§ **INSTRUCTIONS FOR THE TASK**
Print every row below character for character, leaving out the pictures.

§ **TASK INPUTS**
☆ ☆ ☆ ☆

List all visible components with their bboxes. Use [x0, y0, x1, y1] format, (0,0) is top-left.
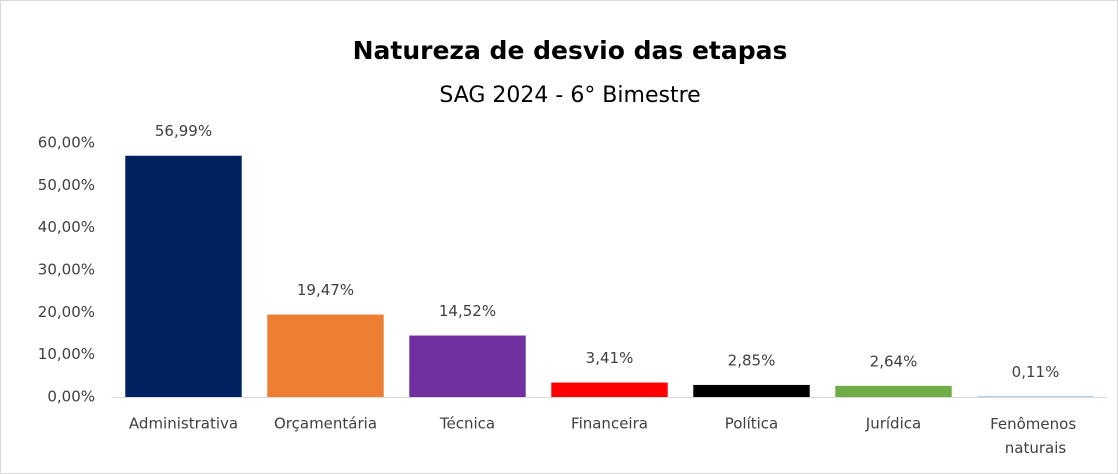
bar	[835, 385, 952, 397]
data-label: 14,52%	[439, 302, 496, 320]
x-tick-label: Política	[725, 415, 779, 433]
data-label: 0,11%	[1012, 363, 1060, 381]
x-tick-label: Técnica	[439, 415, 495, 433]
bar	[551, 382, 668, 397]
data-label: 56,99%	[155, 122, 212, 140]
bar	[409, 335, 526, 397]
x-tick-label: Jurídica	[865, 415, 921, 433]
chart-subtitle: SAG 2024 - 6° Bimestre	[439, 83, 700, 108]
y-tick-label: 0,00%	[47, 388, 95, 406]
y-tick-label: 20,00%	[38, 303, 95, 321]
y-tick-label: 50,00%	[38, 176, 95, 194]
data-label: 2,64%	[870, 352, 918, 370]
x-tick-label: Fenômenos naturais	[990, 415, 1081, 457]
data-label: 19,47%	[297, 281, 354, 299]
chart-title: Natureza de desvio das etapas	[353, 36, 788, 65]
bar	[125, 155, 242, 397]
y-tick-label: 10,00%	[38, 345, 95, 363]
x-tick-label: Financeira	[571, 415, 648, 433]
data-label: 3,41%	[586, 349, 634, 367]
x-tick-label: Orçamentária	[274, 415, 377, 433]
bar	[267, 314, 384, 397]
y-tick-label: 30,00%	[38, 261, 95, 279]
data-label: 2,85%	[728, 351, 776, 369]
x-tick-label: Administrativa	[129, 415, 238, 433]
y-tick-label: 60,00%	[38, 134, 95, 152]
bar	[693, 384, 810, 397]
y-tick-label: 40,00%	[38, 218, 95, 236]
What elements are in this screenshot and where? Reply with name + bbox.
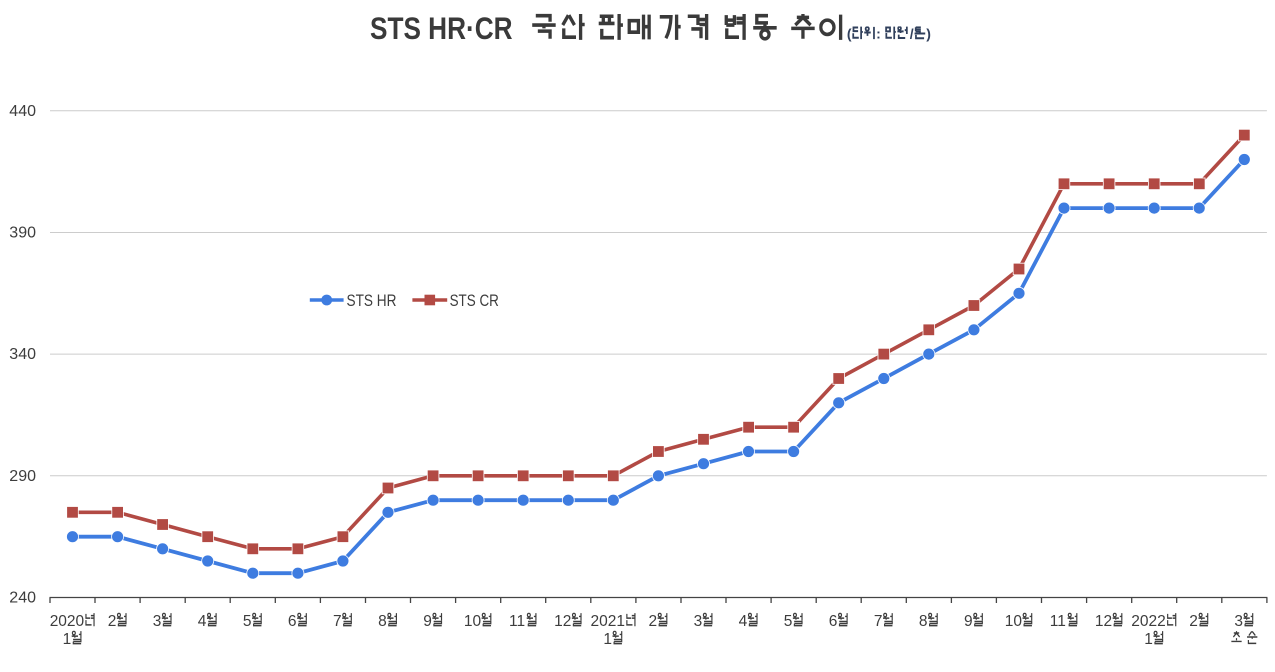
svg-text:STS HR·CR: STS HR·CR bbox=[370, 10, 513, 46]
svg-text:1: 1 bbox=[1144, 631, 1153, 648]
svg-text::: : bbox=[876, 26, 881, 42]
svg-text:4: 4 bbox=[739, 613, 748, 630]
svg-text:3: 3 bbox=[1234, 613, 1243, 630]
svg-text:11: 11 bbox=[1050, 613, 1066, 630]
svg-text:3: 3 bbox=[153, 613, 162, 630]
svg-text:2: 2 bbox=[649, 613, 658, 630]
svg-text:11: 11 bbox=[509, 613, 525, 630]
svg-text:9: 9 bbox=[423, 613, 432, 630]
svg-text:2022: 2022 bbox=[1131, 613, 1165, 630]
svg-text:10: 10 bbox=[464, 613, 482, 630]
svg-text:5: 5 bbox=[243, 613, 252, 630]
svg-text:2: 2 bbox=[1189, 613, 1198, 630]
svg-text:9: 9 bbox=[964, 613, 973, 630]
svg-text:1: 1 bbox=[63, 631, 72, 648]
svg-text:2: 2 bbox=[108, 613, 117, 630]
svg-text:7: 7 bbox=[874, 613, 883, 630]
svg-text:3: 3 bbox=[694, 613, 703, 630]
svg-text:2021: 2021 bbox=[591, 613, 625, 630]
svg-text:4: 4 bbox=[198, 613, 207, 630]
svg-text:10: 10 bbox=[1005, 613, 1023, 630]
svg-text:290: 290 bbox=[9, 468, 36, 485]
svg-text:12: 12 bbox=[1095, 613, 1112, 630]
svg-text:2020: 2020 bbox=[50, 613, 85, 630]
svg-text:8: 8 bbox=[919, 613, 928, 630]
svg-text:STS HR: STS HR bbox=[347, 292, 397, 310]
svg-text:7: 7 bbox=[333, 613, 342, 630]
svg-text:6: 6 bbox=[829, 613, 838, 630]
svg-text:240: 240 bbox=[9, 590, 36, 607]
svg-text:12: 12 bbox=[554, 613, 571, 630]
svg-text:8: 8 bbox=[378, 613, 387, 630]
svg-text:6: 6 bbox=[288, 613, 297, 630]
svg-text:390: 390 bbox=[9, 225, 36, 242]
svg-text:(: ( bbox=[847, 26, 852, 42]
svg-text:1: 1 bbox=[603, 631, 612, 648]
svg-text:340: 340 bbox=[9, 346, 36, 363]
svg-text:/: / bbox=[910, 26, 914, 42]
svg-text:): ) bbox=[926, 26, 931, 42]
svg-text:STS CR: STS CR bbox=[450, 292, 499, 310]
svg-text:440: 440 bbox=[9, 103, 36, 120]
svg-text:5: 5 bbox=[784, 613, 793, 630]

☆ ☆ ☆ ☆

§ **WRITTEN ANSWER**
List all visible components with their bboxes. Use [x0, y0, x1, y1] format, (0,0) is top-left.
bar	[835, 385, 952, 397]
data-label: 14,52%	[439, 302, 496, 320]
x-tick-label: Política	[725, 415, 779, 433]
data-label: 0,11%	[1012, 363, 1060, 381]
x-tick-label: Técnica	[439, 415, 495, 433]
bar	[551, 382, 668, 397]
data-label: 56,99%	[155, 122, 212, 140]
bar	[409, 335, 526, 397]
x-tick-label: Jurídica	[865, 415, 921, 433]
chart-subtitle: SAG 2024 - 6° Bimestre	[439, 83, 700, 108]
y-tick-label: 0,00%	[47, 388, 95, 406]
y-tick-label: 20,00%	[38, 303, 95, 321]
y-tick-label: 50,00%	[38, 176, 95, 194]
data-label: 2,64%	[870, 352, 918, 370]
x-tick-label: Fenômenos naturais	[990, 415, 1081, 457]
data-label: 19,47%	[297, 281, 354, 299]
chart-title: Natureza de desvio das etapas	[353, 36, 788, 65]
bar	[125, 155, 242, 397]
y-tick-label: 10,00%	[38, 345, 95, 363]
x-tick-label: Financeira	[571, 415, 648, 433]
data-label: 3,41%	[586, 349, 634, 367]
x-tick-label: Orçamentária	[274, 415, 377, 433]
bar	[267, 314, 384, 397]
y-tick-label: 30,00%	[38, 261, 95, 279]
data-label: 2,85%	[728, 351, 776, 369]
x-tick-label: Administrativa	[129, 415, 238, 433]
y-tick-label: 60,00%	[38, 134, 95, 152]
bar	[693, 384, 810, 397]
y-tick-label: 40,00%	[38, 218, 95, 236]
What elements are in this screenshot and where? Reply with name + bbox.
svg-text:STS HR·CR: STS HR·CR bbox=[370, 10, 513, 46]
svg-text:1: 1 bbox=[1144, 631, 1153, 648]
svg-text::: : bbox=[876, 26, 881, 42]
svg-text:4: 4 bbox=[739, 613, 748, 630]
svg-text:3: 3 bbox=[1234, 613, 1243, 630]
svg-text:11: 11 bbox=[1050, 613, 1066, 630]
svg-text:3: 3 bbox=[153, 613, 162, 630]
svg-text:2: 2 bbox=[649, 613, 658, 630]
svg-text:11: 11 bbox=[509, 613, 525, 630]
svg-text:9: 9 bbox=[423, 613, 432, 630]
svg-text:2022: 2022 bbox=[1131, 613, 1165, 630]
svg-text:10: 10 bbox=[464, 613, 482, 630]
svg-text:5: 5 bbox=[243, 613, 252, 630]
svg-text:2: 2 bbox=[1189, 613, 1198, 630]
svg-text:9: 9 bbox=[964, 613, 973, 630]
svg-text:1: 1 bbox=[63, 631, 72, 648]
svg-text:2: 2 bbox=[108, 613, 117, 630]
svg-text:7: 7 bbox=[874, 613, 883, 630]
svg-text:3: 3 bbox=[694, 613, 703, 630]
svg-text:2021: 2021 bbox=[591, 613, 625, 630]
svg-text:4: 4 bbox=[198, 613, 207, 630]
svg-text:10: 10 bbox=[1005, 613, 1023, 630]
svg-text:290: 290 bbox=[9, 468, 36, 485]
svg-text:12: 12 bbox=[1095, 613, 1112, 630]
svg-text:2020: 2020 bbox=[50, 613, 85, 630]
svg-text:8: 8 bbox=[919, 613, 928, 630]
svg-text:STS HR: STS HR bbox=[347, 292, 397, 310]
svg-text:7: 7 bbox=[333, 613, 342, 630]
svg-text:6: 6 bbox=[829, 613, 838, 630]
svg-text:240: 240 bbox=[9, 590, 36, 607]
svg-text:12: 12 bbox=[554, 613, 571, 630]
svg-text:8: 8 bbox=[378, 613, 387, 630]
svg-text:6: 6 bbox=[288, 613, 297, 630]
svg-text:390: 390 bbox=[9, 225, 36, 242]
svg-text:(: ( bbox=[847, 26, 852, 42]
svg-text:1: 1 bbox=[603, 631, 612, 648]
svg-text:340: 340 bbox=[9, 346, 36, 363]
svg-text:/: / bbox=[910, 26, 914, 42]
svg-text:): ) bbox=[926, 26, 931, 42]
svg-text:STS CR: STS CR bbox=[450, 292, 499, 310]
svg-text:440: 440 bbox=[9, 103, 36, 120]
svg-text:5: 5 bbox=[784, 613, 793, 630]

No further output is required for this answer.